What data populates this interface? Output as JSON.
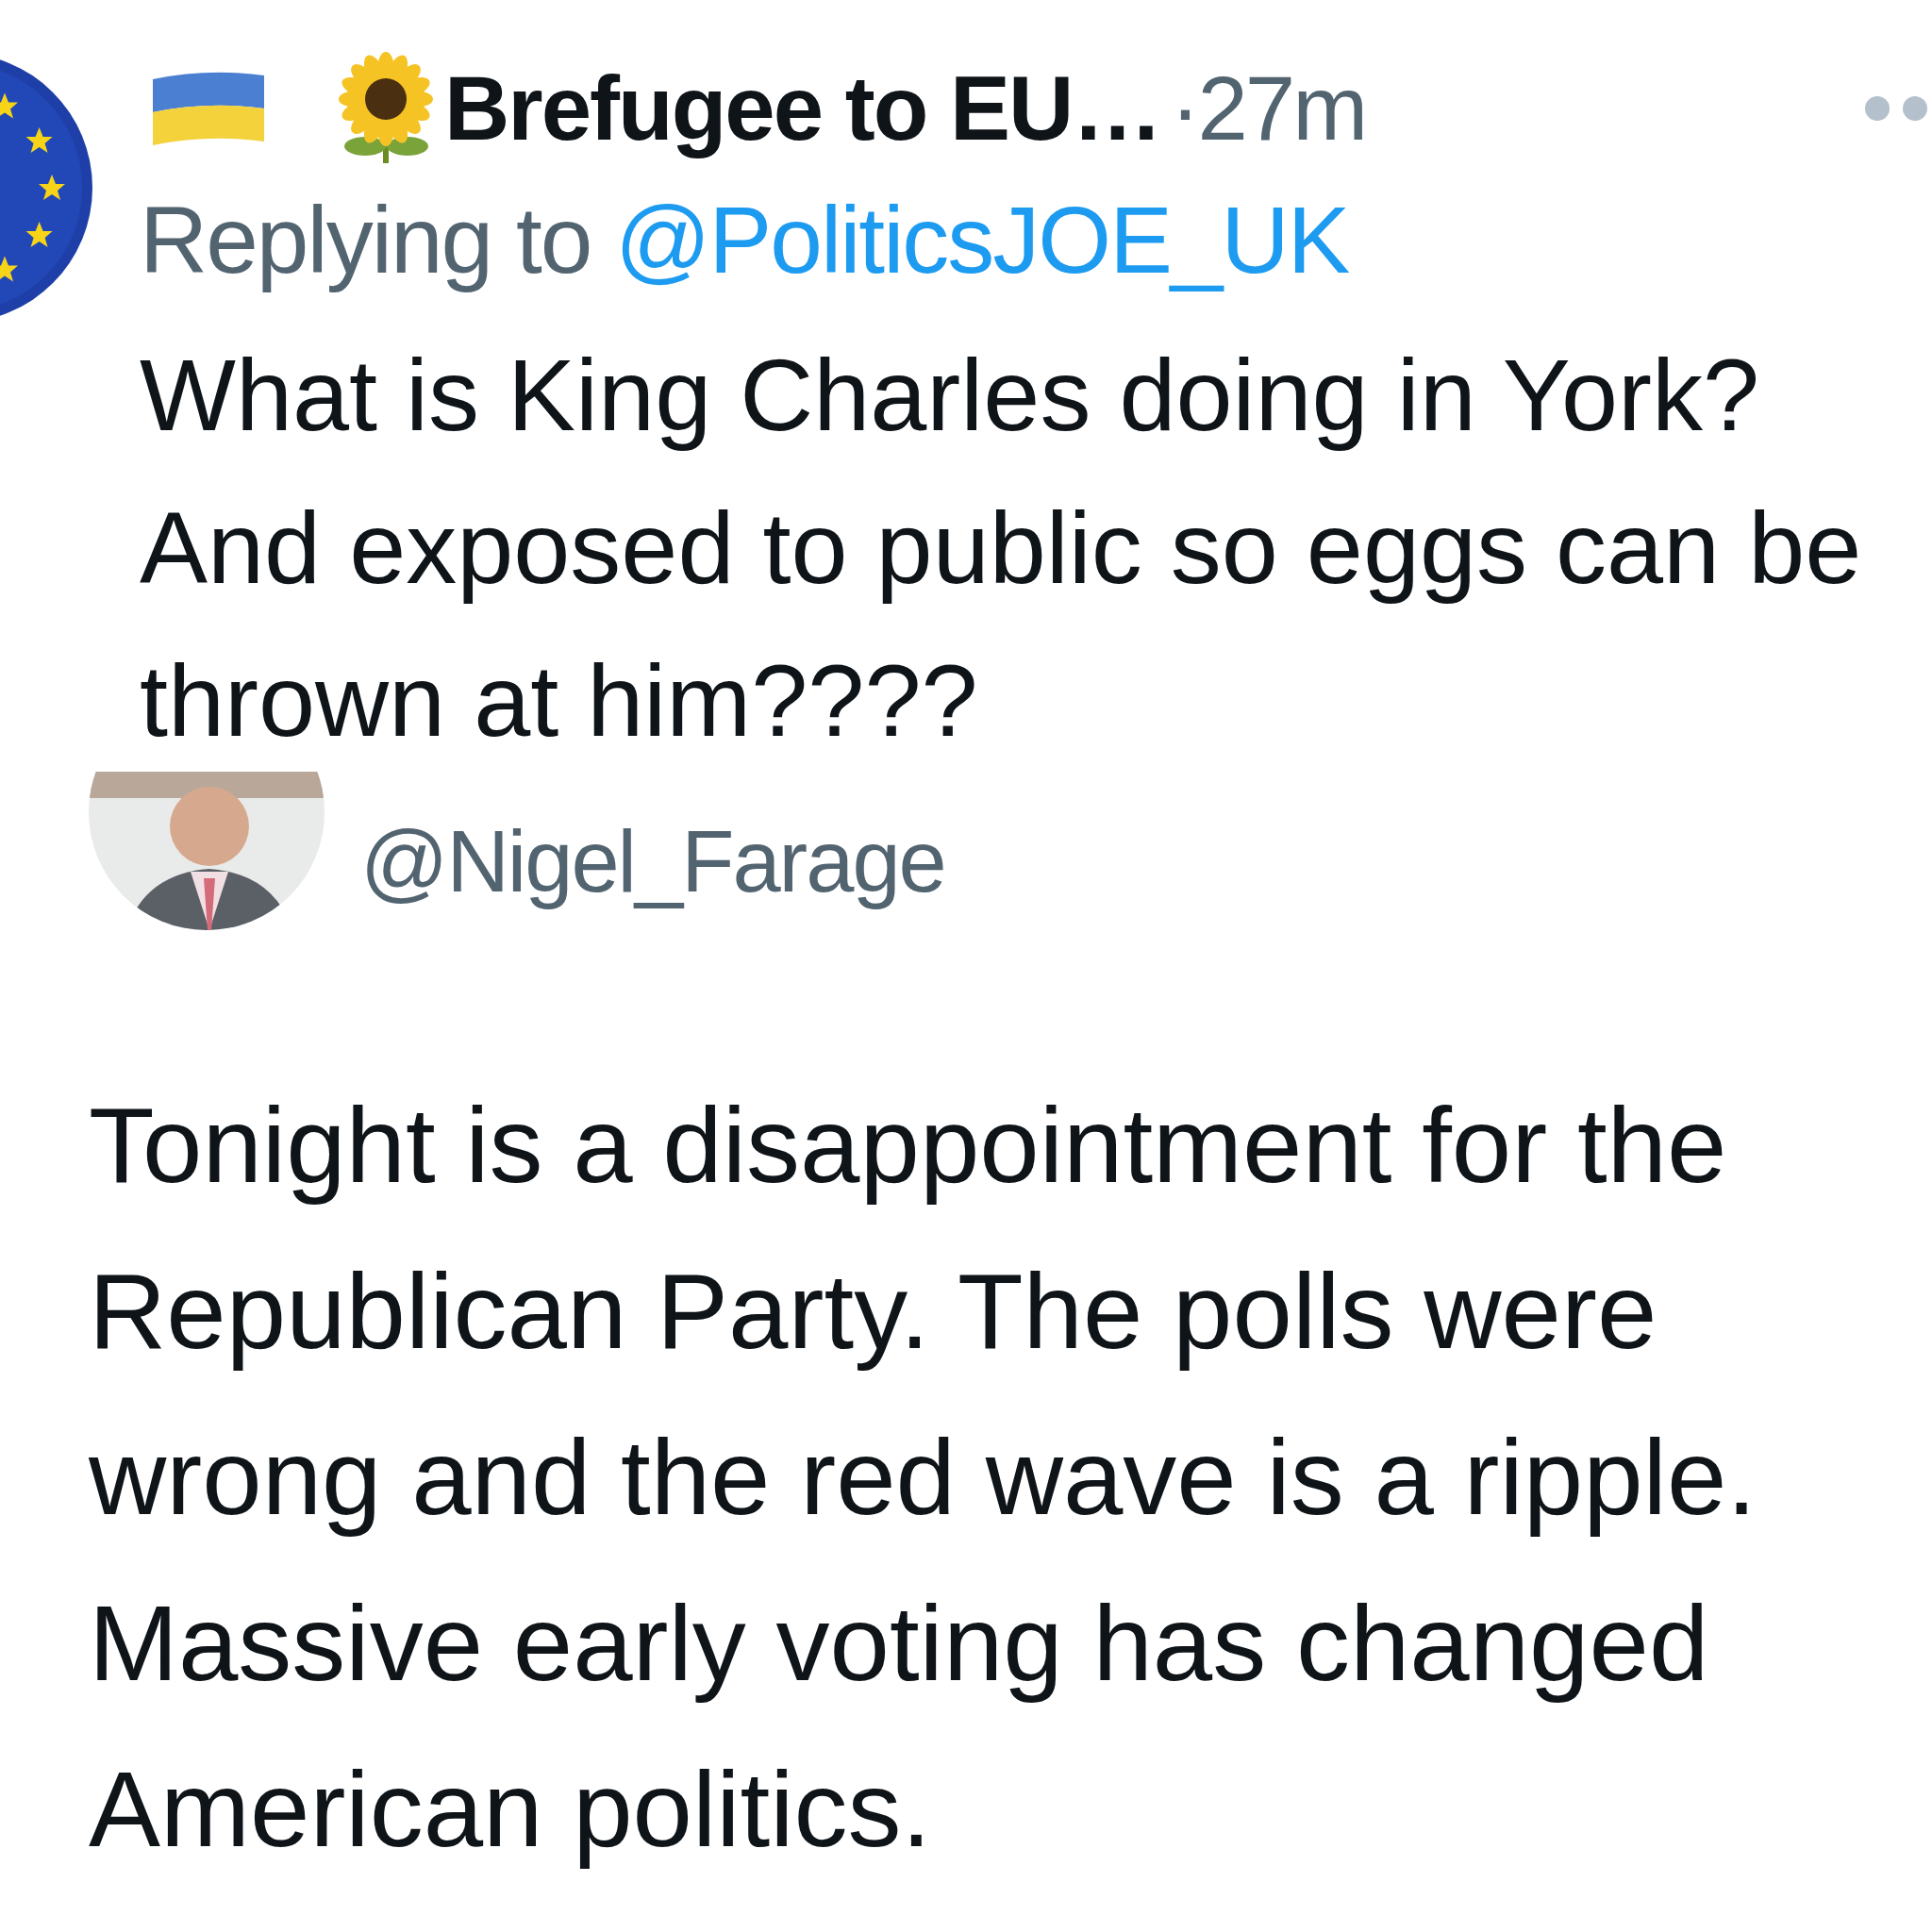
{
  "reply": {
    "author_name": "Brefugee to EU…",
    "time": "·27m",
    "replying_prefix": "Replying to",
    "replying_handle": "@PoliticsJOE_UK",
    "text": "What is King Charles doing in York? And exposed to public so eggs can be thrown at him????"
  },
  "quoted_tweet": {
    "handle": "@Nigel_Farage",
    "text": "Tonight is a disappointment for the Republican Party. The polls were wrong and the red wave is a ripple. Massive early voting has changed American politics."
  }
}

──────

Check each line of the material above for "text" and say how many lines contain it, giving the number alone.

● **WRITTEN RESPONSE**: 2